*What is expected*. Everything from the line containing "OCR this image." through the last line of the records below should be printed exactly, please, and nothing else.
::: Material for this task
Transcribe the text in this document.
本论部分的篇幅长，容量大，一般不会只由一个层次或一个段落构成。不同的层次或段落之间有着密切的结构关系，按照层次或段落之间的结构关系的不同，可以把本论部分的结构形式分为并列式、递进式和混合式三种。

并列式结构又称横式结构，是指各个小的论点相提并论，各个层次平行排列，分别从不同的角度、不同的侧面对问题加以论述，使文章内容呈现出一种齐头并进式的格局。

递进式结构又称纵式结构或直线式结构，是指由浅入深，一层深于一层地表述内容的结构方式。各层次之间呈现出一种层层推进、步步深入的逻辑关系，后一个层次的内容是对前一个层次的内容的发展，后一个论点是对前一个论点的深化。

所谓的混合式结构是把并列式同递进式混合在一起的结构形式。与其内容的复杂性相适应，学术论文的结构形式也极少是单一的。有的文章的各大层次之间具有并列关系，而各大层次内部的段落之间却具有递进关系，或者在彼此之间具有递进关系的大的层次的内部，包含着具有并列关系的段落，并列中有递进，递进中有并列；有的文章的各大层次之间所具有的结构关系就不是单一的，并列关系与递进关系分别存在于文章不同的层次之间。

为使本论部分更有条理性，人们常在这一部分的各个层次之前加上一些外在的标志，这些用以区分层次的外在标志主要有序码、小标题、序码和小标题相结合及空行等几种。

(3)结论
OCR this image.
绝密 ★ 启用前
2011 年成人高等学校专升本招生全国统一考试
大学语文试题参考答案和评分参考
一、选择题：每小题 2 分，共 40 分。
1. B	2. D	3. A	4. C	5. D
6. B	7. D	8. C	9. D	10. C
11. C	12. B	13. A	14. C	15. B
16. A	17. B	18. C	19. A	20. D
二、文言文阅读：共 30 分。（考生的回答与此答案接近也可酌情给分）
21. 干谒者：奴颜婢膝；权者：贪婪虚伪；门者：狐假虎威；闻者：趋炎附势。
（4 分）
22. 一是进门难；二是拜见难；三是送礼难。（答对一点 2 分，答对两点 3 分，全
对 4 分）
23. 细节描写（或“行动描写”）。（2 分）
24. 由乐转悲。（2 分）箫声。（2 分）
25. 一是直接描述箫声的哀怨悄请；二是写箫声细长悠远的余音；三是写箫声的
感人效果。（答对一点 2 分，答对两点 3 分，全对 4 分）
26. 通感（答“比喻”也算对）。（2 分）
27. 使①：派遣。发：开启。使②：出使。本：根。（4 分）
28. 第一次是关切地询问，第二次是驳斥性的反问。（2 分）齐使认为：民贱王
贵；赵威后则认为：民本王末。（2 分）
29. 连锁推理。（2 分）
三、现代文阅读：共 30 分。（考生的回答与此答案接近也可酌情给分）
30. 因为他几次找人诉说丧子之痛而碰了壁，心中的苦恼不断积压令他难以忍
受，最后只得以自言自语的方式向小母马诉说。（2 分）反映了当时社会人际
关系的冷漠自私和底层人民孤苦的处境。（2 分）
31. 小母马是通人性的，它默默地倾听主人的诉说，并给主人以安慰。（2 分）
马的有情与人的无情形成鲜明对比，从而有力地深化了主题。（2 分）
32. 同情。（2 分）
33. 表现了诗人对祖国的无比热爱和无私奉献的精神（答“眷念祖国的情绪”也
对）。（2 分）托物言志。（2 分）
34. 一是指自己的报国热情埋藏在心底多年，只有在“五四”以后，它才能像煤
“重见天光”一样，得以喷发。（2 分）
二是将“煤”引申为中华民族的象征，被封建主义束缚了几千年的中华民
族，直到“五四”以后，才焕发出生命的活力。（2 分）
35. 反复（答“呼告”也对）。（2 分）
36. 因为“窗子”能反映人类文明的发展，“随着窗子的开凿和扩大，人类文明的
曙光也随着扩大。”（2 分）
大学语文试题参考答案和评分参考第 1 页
::::::
*Response*.
OCR this image.
绝密 ★ 启用前
2011 年成人高等学校专升本招生全国统一考试
大学语文试题参考答案和评分参考
一、选择题：每小题 2 分，共 40 分。
1. B	2. D	3. A	4. C	5. D
6. B	7. D	8. C	9. D	10. C
11. C	12. B	13. A	14. C	15. B
16. A	17. B	18. C	19. A	20. D
二、文言文阅读：共 30 分。（考生的回答与此答案接近也可酌情给分）
21. 干谒者：奴颜婢膝；权者：贪婪虚伪；门者：狐假虎威；闻者：趋炎附势。
（4 分）
22. 一是进门难；二是拜见难；三是送礼难。（答对一点 2 分，答对两点 3 分，全
对 4 分）
23. 细节描写（或“行动描写”）。（2 分）
24. 由乐转悲。（2 分）箫声。（2 分）
25. 一是直接描述箫声的哀怨悄请；二是写箫声细长悠远的余音；三是写箫声的
感人效果。（答对一点 2 分，答对两点 3 分，全对 4 分）
26. 通感（答“比喻”也算对）。（2 分）
27. 使①：派遣。发：开启。使②：出使。本：根。（4 分）
28. 第一次是关切地询问，第二次是驳斥性的反问。（2 分）齐使认为：民贱王
贵；赵威后则认为：民本王末。（2 分）
29. 连锁推理。（2 分）
三、现代文阅读：共 30 分。（考生的回答与此答案接近也可酌情给分）
30. 因为他几次找人诉说丧子之痛而碰了壁，心中的苦恼不断积压令他难以忍
受，最后只得以自言自语的方式向小母马诉说。（2 分）反映了当时社会人际
关系的冷漠自私和底层人民孤苦的处境。（2 分）
31. 小母马是通人性的，它默默地倾听主人的诉说，并给主人以安慰。（2 分）
马的有情与人的无情形成鲜明对比，从而有力地深化了主题。（2 分）
32. 同情。（2 分）
33. 表现了诗人对祖国的无比热爱和无私奉献的精神（答“眷念祖国的情绪”也
对）。（2 分）托物言志。（2 分）
34. 一是指自己的报国热情埋藏在心底多年，只有在“五四”以后，它才能像煤
“重见天光”一样，得以喷发。（2 分）
二是将“煤”引申为中华民族的象征，被封建主义束缚了几千年的中华民
族，直到“五四”以后，才焕发出生命的活力。（2 分）
35. 反复（答“呼告”也对）。（2 分）
36. 因为“窗子”能反映人类文明的发展，“随着窗子的开凿和扩大，人类文明的
曙光也随着扩大。”（2 分）
大学语文试题参考答案和评分参考第 1 页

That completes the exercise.